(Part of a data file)
■ ■ ■ ■ ■ ■ ■
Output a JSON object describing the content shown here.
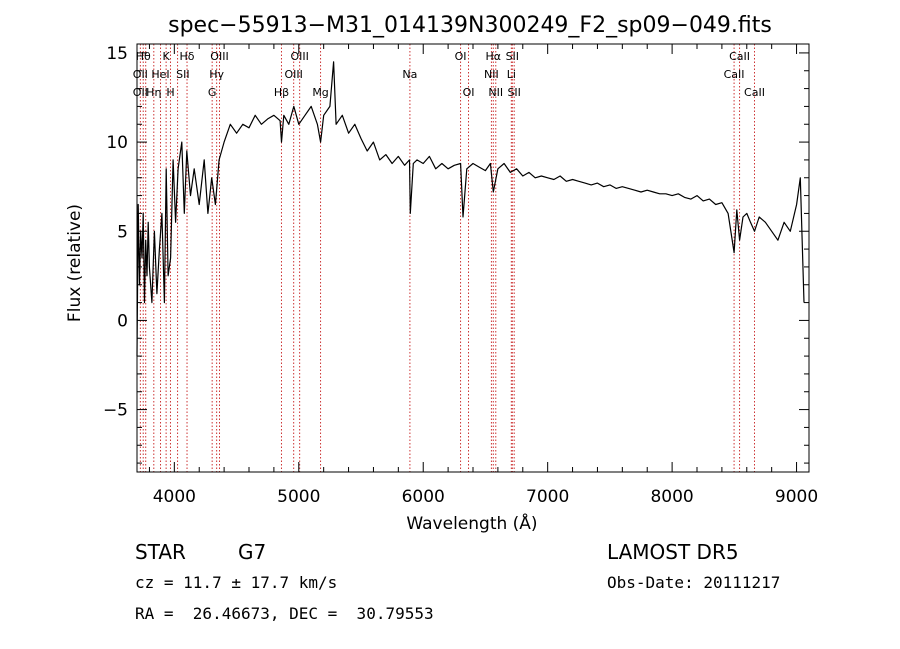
{
  "chart_data": {
    "type": "line",
    "title": "spec−55913−M31_014139N300249_F2_sp09−049.fits",
    "xlabel": "Wavelength (Å)",
    "ylabel": "Flux (relative)",
    "xlim": [
      3700,
      9100
    ],
    "ylim": [
      -8.5,
      15.5
    ],
    "x_ticks": [
      4000,
      5000,
      6000,
      7000,
      8000,
      9000
    ],
    "x_tick_labels": [
      "4000",
      "5000",
      "6000",
      "7000",
      "8000",
      "9000"
    ],
    "y_ticks": [
      -5,
      0,
      5,
      10,
      15
    ],
    "y_tick_labels": [
      "−5",
      "0",
      "5",
      "10",
      "15"
    ],
    "grid": false,
    "series": [
      {
        "color": "#000000",
        "x": [
          3700,
          3710,
          3720,
          3730,
          3740,
          3750,
          3760,
          3770,
          3780,
          3790,
          3800,
          3820,
          3840,
          3860,
          3880,
          3900,
          3920,
          3935,
          3950,
          3970,
          3990,
          4010,
          4030,
          4060,
          4080,
          4100,
          4130,
          4160,
          4200,
          4240,
          4270,
          4300,
          4330,
          4360,
          4400,
          4450,
          4500,
          4550,
          4600,
          4650,
          4700,
          4750,
          4800,
          4850,
          4861,
          4880,
          4920,
          4960,
          5000,
          5050,
          5100,
          5150,
          5175,
          5200,
          5250,
          5280,
          5300,
          5350,
          5400,
          5450,
          5500,
          5550,
          5600,
          5650,
          5700,
          5750,
          5800,
          5850,
          5890,
          5896,
          5920,
          5950,
          6000,
          6050,
          6100,
          6150,
          6200,
          6250,
          6300,
          6320,
          6350,
          6400,
          6450,
          6500,
          6540,
          6563,
          6600,
          6650,
          6700,
          6750,
          6800,
          6850,
          6900,
          6950,
          7000,
          7050,
          7100,
          7150,
          7200,
          7250,
          7300,
          7350,
          7400,
          7450,
          7500,
          7550,
          7600,
          7650,
          7700,
          7750,
          7800,
          7850,
          7900,
          7950,
          8000,
          8050,
          8100,
          8150,
          8200,
          8250,
          8300,
          8350,
          8400,
          8450,
          8498,
          8520,
          8542,
          8570,
          8600,
          8630,
          8662,
          8700,
          8750,
          8800,
          8850,
          8900,
          8950,
          9000,
          9030,
          9060
        ],
        "y": [
          -2.0,
          6.5,
          2.0,
          5.0,
          3.5,
          6.0,
          1.0,
          4.5,
          2.5,
          5.5,
          3.0,
          1.0,
          5.0,
          1.5,
          4.0,
          6.0,
          1.0,
          8.5,
          2.5,
          3.5,
          9.0,
          5.5,
          8.5,
          10.0,
          6.0,
          9.5,
          7.0,
          8.5,
          6.5,
          9.0,
          6.0,
          8.0,
          6.5,
          9.0,
          10.0,
          11.0,
          10.5,
          11.0,
          10.8,
          11.5,
          11.0,
          11.3,
          11.5,
          11.2,
          10.0,
          11.5,
          11.0,
          12.0,
          11.0,
          11.5,
          12.0,
          11.0,
          10.0,
          11.5,
          12.0,
          14.5,
          11.0,
          11.5,
          10.5,
          11.0,
          10.2,
          9.5,
          10.0,
          9.0,
          9.3,
          8.8,
          9.2,
          8.7,
          9.0,
          6.0,
          8.8,
          9.0,
          8.8,
          9.2,
          8.5,
          8.8,
          8.5,
          8.7,
          8.8,
          5.8,
          8.5,
          8.8,
          8.6,
          8.4,
          8.8,
          7.2,
          8.5,
          8.8,
          8.3,
          8.5,
          8.1,
          8.3,
          8.0,
          8.1,
          8.0,
          7.9,
          8.1,
          7.8,
          7.9,
          7.8,
          7.7,
          7.6,
          7.7,
          7.5,
          7.6,
          7.4,
          7.5,
          7.4,
          7.3,
          7.2,
          7.3,
          7.2,
          7.1,
          7.1,
          7.0,
          7.1,
          6.9,
          6.8,
          7.0,
          6.7,
          6.8,
          6.5,
          6.6,
          6.0,
          3.8,
          6.2,
          4.5,
          5.8,
          6.0,
          5.5,
          5.0,
          5.8,
          5.5,
          5.0,
          4.5,
          5.5,
          5.0,
          6.5,
          8.0,
          1.0
        ]
      }
    ],
    "vlines": {
      "color": "#cc3333",
      "x": [
        3727,
        3750,
        3770,
        3835,
        3889,
        3934,
        3969,
        4026,
        4102,
        4304,
        4340,
        4363,
        4861,
        4959,
        5007,
        5175,
        5893,
        6300,
        6364,
        6548,
        6563,
        6583,
        6708,
        6716,
        6731,
        8498,
        8542,
        8662
      ]
    },
    "line_labels": [
      {
        "text": "Hθ",
        "x": 3750,
        "row": 1
      },
      {
        "text": "K",
        "x": 3934,
        "row": 1
      },
      {
        "text": "Hδ",
        "x": 4102,
        "row": 1
      },
      {
        "text": "OIII",
        "x": 4363,
        "row": 1
      },
      {
        "text": "OIII",
        "x": 5007,
        "row": 1
      },
      {
        "text": "OI",
        "x": 6300,
        "row": 1
      },
      {
        "text": "Hα",
        "x": 6563,
        "row": 1
      },
      {
        "text": "SII",
        "x": 6716,
        "row": 1
      },
      {
        "text": "CaII",
        "x": 8542,
        "row": 1
      },
      {
        "text": "OII",
        "x": 3727,
        "row": 2
      },
      {
        "text": "HeI",
        "x": 3889,
        "row": 2
      },
      {
        "text": "SII",
        "x": 4069,
        "row": 2
      },
      {
        "text": "Hγ",
        "x": 4340,
        "row": 2
      },
      {
        "text": "OIII",
        "x": 4959,
        "row": 2
      },
      {
        "text": "Na",
        "x": 5893,
        "row": 2
      },
      {
        "text": "NII",
        "x": 6548,
        "row": 2
      },
      {
        "text": "Li",
        "x": 6708,
        "row": 2
      },
      {
        "text": "CaII",
        "x": 8498,
        "row": 2
      },
      {
        "text": "OII",
        "x": 3727,
        "row": 3
      },
      {
        "text": "Hη",
        "x": 3835,
        "row": 3
      },
      {
        "text": "H",
        "x": 3969,
        "row": 3
      },
      {
        "text": "G",
        "x": 4304,
        "row": 3
      },
      {
        "text": "Hβ",
        "x": 4861,
        "row": 3
      },
      {
        "text": "Mg",
        "x": 5175,
        "row": 3
      },
      {
        "text": "OI",
        "x": 6364,
        "row": 3
      },
      {
        "text": "NII",
        "x": 6583,
        "row": 3
      },
      {
        "text": "SII",
        "x": 6731,
        "row": 3
      },
      {
        "text": "CaII",
        "x": 8662,
        "row": 3
      }
    ]
  },
  "footer": {
    "object_class": "STAR",
    "subclass": "G7",
    "survey": "LAMOST DR5",
    "redshift": "cz = 11.7 ± 17.7 km/s",
    "obs_date": "Obs-Date: 20111217",
    "coords": "RA =  26.46673, DEC =  30.79553"
  }
}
■ ■ ■ ■ ■ ■ ■
Exact duplication of all the records is required; pictures are omitted from the copy.

### REPLY TO THE TASK:
Output a JSON object describing the content shown here.
{
  "chart_data": {
    "type": "line",
    "title": "spec−55913−M31_014139N300249_F2_sp09−049.fits",
    "xlabel": "Wavelength (Å)",
    "ylabel": "Flux (relative)",
    "xlim": [
      3700,
      9100
    ],
    "ylim": [
      -8.5,
      15.5
    ],
    "x_ticks": [
      4000,
      5000,
      6000,
      7000,
      8000,
      9000
    ],
    "x_tick_labels": [
      "4000",
      "5000",
      "6000",
      "7000",
      "8000",
      "9000"
    ],
    "y_ticks": [
      -5,
      0,
      5,
      10,
      15
    ],
    "y_tick_labels": [
      "−5",
      "0",
      "5",
      "10",
      "15"
    ],
    "grid": false,
    "series": [
      {
        "color": "#000000",
        "x": [
          3700,
          3710,
          3720,
          3730,
          3740,
          3750,
          3760,
          3770,
          3780,
          3790,
          3800,
          3820,
          3840,
          3860,
          3880,
          3900,
          3920,
          3935,
          3950,
          3970,
          3990,
          4010,
          4030,
          4060,
          4080,
          4100,
          4130,
          4160,
          4200,
          4240,
          4270,
          4300,
          4330,
          4360,
          4400,
          4450,
          4500,
          4550,
          4600,
          4650,
          4700,
          4750,
          4800,
          4850,
          4861,
          4880,
          4920,
          4960,
          5000,
          5050,
          5100,
          5150,
          5175,
          5200,
          5250,
          5280,
          5300,
          5350,
          5400,
          5450,
          5500,
          5550,
          5600,
          5650,
          5700,
          5750,
          5800,
          5850,
          5890,
          5896,
          5920,
          5950,
          6000,
          6050,
          6100,
          6150,
          6200,
          6250,
          6300,
          6320,
          6350,
          6400,
          6450,
          6500,
          6540,
          6563,
          6600,
          6650,
          6700,
          6750,
          6800,
          6850,
          6900,
          6950,
          7000,
          7050,
          7100,
          7150,
          7200,
          7250,
          7300,
          7350,
          7400,
          7450,
          7500,
          7550,
          7600,
          7650,
          7700,
          7750,
          7800,
          7850,
          7900,
          7950,
          8000,
          8050,
          8100,
          8150,
          8200,
          8250,
          8300,
          8350,
          8400,
          8450,
          8498,
          8520,
          8542,
          8570,
          8600,
          8630,
          8662,
          8700,
          8750,
          8800,
          8850,
          8900,
          8950,
          9000,
          9030,
          9060
        ],
        "y": [
          -2.0,
          6.5,
          2.0,
          5.0,
          3.5,
          6.0,
          1.0,
          4.5,
          2.5,
          5.5,
          3.0,
          1.0,
          5.0,
          1.5,
          4.0,
          6.0,
          1.0,
          8.5,
          2.5,
          3.5,
          9.0,
          5.5,
          8.5,
          10.0,
          6.0,
          9.5,
          7.0,
          8.5,
          6.5,
          9.0,
          6.0,
          8.0,
          6.5,
          9.0,
          10.0,
          11.0,
          10.5,
          11.0,
          10.8,
          11.5,
          11.0,
          11.3,
          11.5,
          11.2,
          10.0,
          11.5,
          11.0,
          12.0,
          11.0,
          11.5,
          12.0,
          11.0,
          10.0,
          11.5,
          12.0,
          14.5,
          11.0,
          11.5,
          10.5,
          11.0,
          10.2,
          9.5,
          10.0,
          9.0,
          9.3,
          8.8,
          9.2,
          8.7,
          9.0,
          6.0,
          8.8,
          9.0,
          8.8,
          9.2,
          8.5,
          8.8,
          8.5,
          8.7,
          8.8,
          5.8,
          8.5,
          8.8,
          8.6,
          8.4,
          8.8,
          7.2,
          8.5,
          8.8,
          8.3,
          8.5,
          8.1,
          8.3,
          8.0,
          8.1,
          8.0,
          7.9,
          8.1,
          7.8,
          7.9,
          7.8,
          7.7,
          7.6,
          7.7,
          7.5,
          7.6,
          7.4,
          7.5,
          7.4,
          7.3,
          7.2,
          7.3,
          7.2,
          7.1,
          7.1,
          7.0,
          7.1,
          6.9,
          6.8,
          7.0,
          6.7,
          6.8,
          6.5,
          6.6,
          6.0,
          3.8,
          6.2,
          4.5,
          5.8,
          6.0,
          5.5,
          5.0,
          5.8,
          5.5,
          5.0,
          4.5,
          5.5,
          5.0,
          6.5,
          8.0,
          1.0
        ]
      }
    ],
    "vlines": {
      "color": "#cc3333",
      "x": [
        3727,
        3750,
        3770,
        3835,
        3889,
        3934,
        3969,
        4026,
        4102,
        4304,
        4340,
        4363,
        4861,
        4959,
        5007,
        5175,
        5893,
        6300,
        6364,
        6548,
        6563,
        6583,
        6708,
        6716,
        6731,
        8498,
        8542,
        8662
      ]
    },
    "line_labels": [
      {
        "text": "Hθ",
        "x": 3750,
        "row": 1
      },
      {
        "text": "K",
        "x": 3934,
        "row": 1
      },
      {
        "text": "Hδ",
        "x": 4102,
        "row": 1
      },
      {
        "text": "OIII",
        "x": 4363,
        "row": 1
      },
      {
        "text": "OIII",
        "x": 5007,
        "row": 1
      },
      {
        "text": "OI",
        "x": 6300,
        "row": 1
      },
      {
        "text": "Hα",
        "x": 6563,
        "row": 1
      },
      {
        "text": "SII",
        "x": 6716,
        "row": 1
      },
      {
        "text": "CaII",
        "x": 8542,
        "row": 1
      },
      {
        "text": "OII",
        "x": 3727,
        "row": 2
      },
      {
        "text": "HeI",
        "x": 3889,
        "row": 2
      },
      {
        "text": "SII",
        "x": 4069,
        "row": 2
      },
      {
        "text": "Hγ",
        "x": 4340,
        "row": 2
      },
      {
        "text": "OIII",
        "x": 4959,
        "row": 2
      },
      {
        "text": "Na",
        "x": 5893,
        "row": 2
      },
      {
        "text": "NII",
        "x": 6548,
        "row": 2
      },
      {
        "text": "Li",
        "x": 6708,
        "row": 2
      },
      {
        "text": "CaII",
        "x": 8498,
        "row": 2
      },
      {
        "text": "OII",
        "x": 3727,
        "row": 3
      },
      {
        "text": "Hη",
        "x": 3835,
        "row": 3
      },
      {
        "text": "H",
        "x": 3969,
        "row": 3
      },
      {
        "text": "G",
        "x": 4304,
        "row": 3
      },
      {
        "text": "Hβ",
        "x": 4861,
        "row": 3
      },
      {
        "text": "Mg",
        "x": 5175,
        "row": 3
      },
      {
        "text": "OI",
        "x": 6364,
        "row": 3
      },
      {
        "text": "NII",
        "x": 6583,
        "row": 3
      },
      {
        "text": "SII",
        "x": 6731,
        "row": 3
      },
      {
        "text": "CaII",
        "x": 8662,
        "row": 3
      }
    ]
  },
  "footer": {
    "object_class": "STAR",
    "subclass": "G7",
    "survey": "LAMOST DR5",
    "redshift": "cz = 11.7 ± 17.7 km/s",
    "obs_date": "Obs-Date: 20111217",
    "coords": "RA =  26.46673, DEC =  30.79553"
  }
}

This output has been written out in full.